DATA LINES:
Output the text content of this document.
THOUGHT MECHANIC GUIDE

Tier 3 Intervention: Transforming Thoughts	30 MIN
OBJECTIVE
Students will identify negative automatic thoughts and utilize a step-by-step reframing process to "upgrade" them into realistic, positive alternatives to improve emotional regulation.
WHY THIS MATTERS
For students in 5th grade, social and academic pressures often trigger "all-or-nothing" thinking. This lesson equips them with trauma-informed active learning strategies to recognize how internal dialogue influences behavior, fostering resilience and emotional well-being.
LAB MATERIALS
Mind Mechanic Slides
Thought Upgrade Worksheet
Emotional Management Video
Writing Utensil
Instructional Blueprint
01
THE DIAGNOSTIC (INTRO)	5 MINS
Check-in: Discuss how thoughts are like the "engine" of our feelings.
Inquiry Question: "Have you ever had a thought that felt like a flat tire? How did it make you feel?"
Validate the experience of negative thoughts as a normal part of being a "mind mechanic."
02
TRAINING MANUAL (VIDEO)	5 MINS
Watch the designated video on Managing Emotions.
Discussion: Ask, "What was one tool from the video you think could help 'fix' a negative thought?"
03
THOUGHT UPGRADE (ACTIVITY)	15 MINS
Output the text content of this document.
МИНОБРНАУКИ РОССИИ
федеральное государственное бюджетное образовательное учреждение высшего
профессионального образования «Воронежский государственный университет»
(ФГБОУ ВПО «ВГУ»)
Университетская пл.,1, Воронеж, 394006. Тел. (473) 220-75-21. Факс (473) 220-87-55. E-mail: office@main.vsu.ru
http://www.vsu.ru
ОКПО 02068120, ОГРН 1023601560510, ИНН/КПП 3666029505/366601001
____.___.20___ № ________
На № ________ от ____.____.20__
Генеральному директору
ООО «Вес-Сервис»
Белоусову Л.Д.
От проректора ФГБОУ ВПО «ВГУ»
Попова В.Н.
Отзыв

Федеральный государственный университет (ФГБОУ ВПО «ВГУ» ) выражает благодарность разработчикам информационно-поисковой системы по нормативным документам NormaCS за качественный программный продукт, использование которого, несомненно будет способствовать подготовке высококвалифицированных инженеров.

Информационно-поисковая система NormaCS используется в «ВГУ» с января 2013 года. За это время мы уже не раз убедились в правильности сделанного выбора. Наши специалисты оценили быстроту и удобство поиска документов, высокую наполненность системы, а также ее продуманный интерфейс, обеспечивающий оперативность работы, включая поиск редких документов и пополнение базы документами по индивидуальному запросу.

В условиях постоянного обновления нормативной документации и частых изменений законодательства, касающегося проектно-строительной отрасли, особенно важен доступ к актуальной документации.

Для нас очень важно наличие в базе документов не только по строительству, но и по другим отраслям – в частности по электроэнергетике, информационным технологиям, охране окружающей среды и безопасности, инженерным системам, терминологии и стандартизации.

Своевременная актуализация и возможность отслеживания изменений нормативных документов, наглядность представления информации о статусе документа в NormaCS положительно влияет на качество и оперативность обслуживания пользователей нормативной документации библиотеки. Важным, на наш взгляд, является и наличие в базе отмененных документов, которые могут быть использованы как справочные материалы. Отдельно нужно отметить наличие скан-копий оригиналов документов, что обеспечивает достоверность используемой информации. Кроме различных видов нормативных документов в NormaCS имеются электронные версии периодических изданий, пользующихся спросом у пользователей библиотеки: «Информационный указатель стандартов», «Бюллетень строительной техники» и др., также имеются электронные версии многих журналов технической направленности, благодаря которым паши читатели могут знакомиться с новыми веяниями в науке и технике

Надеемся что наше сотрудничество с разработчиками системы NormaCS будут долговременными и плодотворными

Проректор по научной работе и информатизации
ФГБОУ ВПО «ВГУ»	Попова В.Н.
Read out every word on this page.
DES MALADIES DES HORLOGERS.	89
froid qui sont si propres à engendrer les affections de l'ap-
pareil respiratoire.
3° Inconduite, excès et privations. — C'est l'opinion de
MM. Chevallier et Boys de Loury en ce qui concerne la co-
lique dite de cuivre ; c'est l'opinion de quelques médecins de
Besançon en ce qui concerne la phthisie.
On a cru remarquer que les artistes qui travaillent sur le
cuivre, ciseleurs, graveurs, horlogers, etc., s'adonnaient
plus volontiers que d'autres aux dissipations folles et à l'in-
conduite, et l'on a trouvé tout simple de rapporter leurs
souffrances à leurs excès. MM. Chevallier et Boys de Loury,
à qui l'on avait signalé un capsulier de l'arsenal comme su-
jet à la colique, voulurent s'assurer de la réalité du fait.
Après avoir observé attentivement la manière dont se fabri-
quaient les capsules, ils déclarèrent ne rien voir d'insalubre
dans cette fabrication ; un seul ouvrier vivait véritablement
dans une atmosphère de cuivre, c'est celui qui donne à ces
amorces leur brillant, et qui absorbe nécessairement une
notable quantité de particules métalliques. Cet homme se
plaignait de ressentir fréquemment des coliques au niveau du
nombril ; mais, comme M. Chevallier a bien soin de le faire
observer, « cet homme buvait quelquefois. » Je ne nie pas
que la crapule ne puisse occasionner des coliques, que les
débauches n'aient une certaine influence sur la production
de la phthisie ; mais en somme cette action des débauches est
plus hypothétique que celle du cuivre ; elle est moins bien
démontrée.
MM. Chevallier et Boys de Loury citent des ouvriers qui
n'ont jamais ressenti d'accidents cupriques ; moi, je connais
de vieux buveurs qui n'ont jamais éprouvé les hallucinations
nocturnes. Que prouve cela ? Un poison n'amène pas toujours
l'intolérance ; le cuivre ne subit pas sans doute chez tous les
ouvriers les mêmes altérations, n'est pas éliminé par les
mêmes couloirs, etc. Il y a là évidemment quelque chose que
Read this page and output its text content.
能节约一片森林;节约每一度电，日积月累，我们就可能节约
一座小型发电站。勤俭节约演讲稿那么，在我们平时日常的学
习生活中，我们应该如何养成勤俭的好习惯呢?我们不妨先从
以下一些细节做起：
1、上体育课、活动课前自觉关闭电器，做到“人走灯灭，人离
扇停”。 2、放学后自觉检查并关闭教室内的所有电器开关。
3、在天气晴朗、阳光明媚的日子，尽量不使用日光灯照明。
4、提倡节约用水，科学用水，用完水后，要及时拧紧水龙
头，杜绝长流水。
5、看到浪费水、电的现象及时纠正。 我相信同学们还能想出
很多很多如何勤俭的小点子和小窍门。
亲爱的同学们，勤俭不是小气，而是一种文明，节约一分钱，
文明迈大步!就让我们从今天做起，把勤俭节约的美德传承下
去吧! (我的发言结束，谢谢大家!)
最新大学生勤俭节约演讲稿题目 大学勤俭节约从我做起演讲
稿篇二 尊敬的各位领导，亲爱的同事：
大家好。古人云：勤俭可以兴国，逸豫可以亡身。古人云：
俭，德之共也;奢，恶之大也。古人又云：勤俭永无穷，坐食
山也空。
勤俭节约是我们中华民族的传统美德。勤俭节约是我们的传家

SHORT PROBLEM: Reproduce the full listing exactly.

TASK RESULT:
Output the text content of this document.
THOUGHT MECHANIC GUIDE

Tier 3 Intervention: Transforming Thoughts	30 MIN
OBJECTIVE
Students will identify negative automatic thoughts and utilize a step-by-step reframing process to "upgrade" them into realistic, positive alternatives to improve emotional regulation.
WHY THIS MATTERS
For students in 5th grade, social and academic pressures often trigger "all-or-nothing" thinking. This lesson equips them with trauma-informed active learning strategies to recognize how internal dialogue influences behavior, fostering resilience and emotional well-being.
LAB MATERIALS
Mind Mechanic Slides
Thought Upgrade Worksheet
Emotional Management Video
Writing Utensil
Instructional Blueprint
01
THE DIAGNOSTIC (INTRO)	5 MINS
Check-in: Discuss how thoughts are like the "engine" of our feelings.
Inquiry Question: "Have you ever had a thought that felt like a flat tire? How did it make you feel?"
Validate the experience of negative thoughts as a normal part of being a "mind mechanic."
02
TRAINING MANUAL (VIDEO)	5 MINS
Watch the designated video on Managing Emotions.
Discussion: Ask, "What was one tool from the video you think could help 'fix' a negative thought?"
03
THOUGHT UPGRADE (ACTIVITY)	15 MINS
Output the text content of this document.
МИНОБРНАУКИ РОССИИ
федеральное государственное бюджетное образовательное учреждение высшего
профессионального образования «Воронежский государственный университет»
(ФГБОУ ВПО «ВГУ»)
Университетская пл.,1, Воронеж, 394006. Тел. (473) 220-75-21. Факс (473) 220-87-55. E-mail: office@main.vsu.ru
http://www.vsu.ru
ОКПО 02068120, ОГРН 1023601560510, ИНН/КПП 3666029505/366601001
____.___.20___ № ________
На № ________ от ____.____.20__
Генеральному директору
ООО «Вес-Сервис»
Белоусову Л.Д.
От проректора ФГБОУ ВПО «ВГУ»
Попова В.Н.
Отзыв

Федеральный государственный университет (ФГБОУ ВПО «ВГУ» ) выражает благодарность разработчикам информационно-поисковой системы по нормативным документам NormaCS за качественный программный продукт, использование которого, несомненно будет способствовать подготовке высококвалифицированных инженеров.

Информационно-поисковая система NormaCS используется в «ВГУ» с января 2013 года. За это время мы уже не раз убедились в правильности сделанного выбора. Наши специалисты оценили быстроту и удобство поиска документов, высокую наполненность системы, а также ее продуманный интерфейс, обеспечивающий оперативность работы, включая поиск редких документов и пополнение базы документами по индивидуальному запросу.

В условиях постоянного обновления нормативной документации и частых изменений законодательства, касающегося проектно-строительной отрасли, особенно важен доступ к актуальной документации.

Для нас очень важно наличие в базе документов не только по строительству, но и по другим отраслям – в частности по электроэнергетике, информационным технологиям, охране окружающей среды и безопасности, инженерным системам, терминологии и стандартизации.

Своевременная актуализация и возможность отслеживания изменений нормативных документов, наглядность представления информации о статусе документа в NormaCS положительно влияет на качество и оперативность обслуживания пользователей нормативной документации библиотеки. Важным, на наш взгляд, является и наличие в базе отмененных документов, которые могут быть использованы как справочные материалы. Отдельно нужно отметить наличие скан-копий оригиналов документов, что обеспечивает достоверность используемой информации. Кроме различных видов нормативных документов в NormaCS имеются электронные версии периодических изданий, пользующихся спросом у пользователей библиотеки: «Информационный указатель стандартов», «Бюллетень строительной техники» и др., также имеются электронные версии многих журналов технической направленности, благодаря которым паши читатели могут знакомиться с новыми веяниями в науке и технике

Надеемся что наше сотрудничество с разработчиками системы NormaCS будут долговременными и плодотворными

Проректор по научной работе и информатизации
ФГБОУ ВПО «ВГУ»	Попова В.Н.
Read out every word on this page.
DES MALADIES DES HORLOGERS.	89
froid qui sont si propres à engendrer les affections de l'ap-
pareil respiratoire.
3° Inconduite, excès et privations. — C'est l'opinion de
MM. Chevallier et Boys de Loury en ce qui concerne la co-
lique dite de cuivre ; c'est l'opinion de quelques médecins de
Besançon en ce qui concerne la phthisie.
On a cru remarquer que les artistes qui travaillent sur le
cuivre, ciseleurs, graveurs, horlogers, etc., s'adonnaient
plus volontiers que d'autres aux dissipations folles et à l'in-
conduite, et l'on a trouvé tout simple de rapporter leurs
souffrances à leurs excès. MM. Chevallier et Boys de Loury,
à qui l'on avait signalé un capsulier de l'arsenal comme su-
jet à la colique, voulurent s'assurer de la réalité du fait.
Après avoir observé attentivement la manière dont se fabri-
quaient les capsules, ils déclarèrent ne rien voir d'insalubre
dans cette fabrication ; un seul ouvrier vivait véritablement
dans une atmosphère de cuivre, c'est celui qui donne à ces
amorces leur brillant, et qui absorbe nécessairement une
notable quantité de particules métalliques. Cet homme se
plaignait de ressentir fréquemment des coliques au niveau du
nombril ; mais, comme M. Chevallier a bien soin de le faire
observer, « cet homme buvait quelquefois. » Je ne nie pas
que la crapule ne puisse occasionner des coliques, que les
débauches n'aient une certaine influence sur la production
de la phthisie ; mais en somme cette action des débauches est
plus hypothétique que celle du cuivre ; elle est moins bien
démontrée.
MM. Chevallier et Boys de Loury citent des ouvriers qui
n'ont jamais ressenti d'accidents cupriques ; moi, je connais
de vieux buveurs qui n'ont jamais éprouvé les hallucinations
nocturnes. Que prouve cela ? Un poison n'amène pas toujours
l'intolérance ; le cuivre ne subit pas sans doute chez tous les
ouvriers les mêmes altérations, n'est pas éliminé par les
mêmes couloirs, etc. Il y a là évidemment quelque chose que
Read this page and output its text content.
能节约一片森林;节约每一度电，日积月累，我们就可能节约
一座小型发电站。勤俭节约演讲稿那么，在我们平时日常的学
习生活中，我们应该如何养成勤俭的好习惯呢?我们不妨先从
以下一些细节做起：
1、上体育课、活动课前自觉关闭电器，做到“人走灯灭，人离
扇停”。 2、放学后自觉检查并关闭教室内的所有电器开关。
3、在天气晴朗、阳光明媚的日子，尽量不使用日光灯照明。
4、提倡节约用水，科学用水，用完水后，要及时拧紧水龙
头，杜绝长流水。
5、看到浪费水、电的现象及时纠正。 我相信同学们还能想出
很多很多如何勤俭的小点子和小窍门。
亲爱的同学们，勤俭不是小气，而是一种文明，节约一分钱，
文明迈大步!就让我们从今天做起，把勤俭节约的美德传承下
去吧! (我的发言结束，谢谢大家!)
最新大学生勤俭节约演讲稿题目 大学勤俭节约从我做起演讲
稿篇二 尊敬的各位领导，亲爱的同事：
大家好。古人云：勤俭可以兴国，逸豫可以亡身。古人云：
俭，德之共也;奢，恶之大也。古人又云：勤俭永无穷，坐食
山也空。
勤俭节约是我们中华民族的传统美德。勤俭节约是我们的传家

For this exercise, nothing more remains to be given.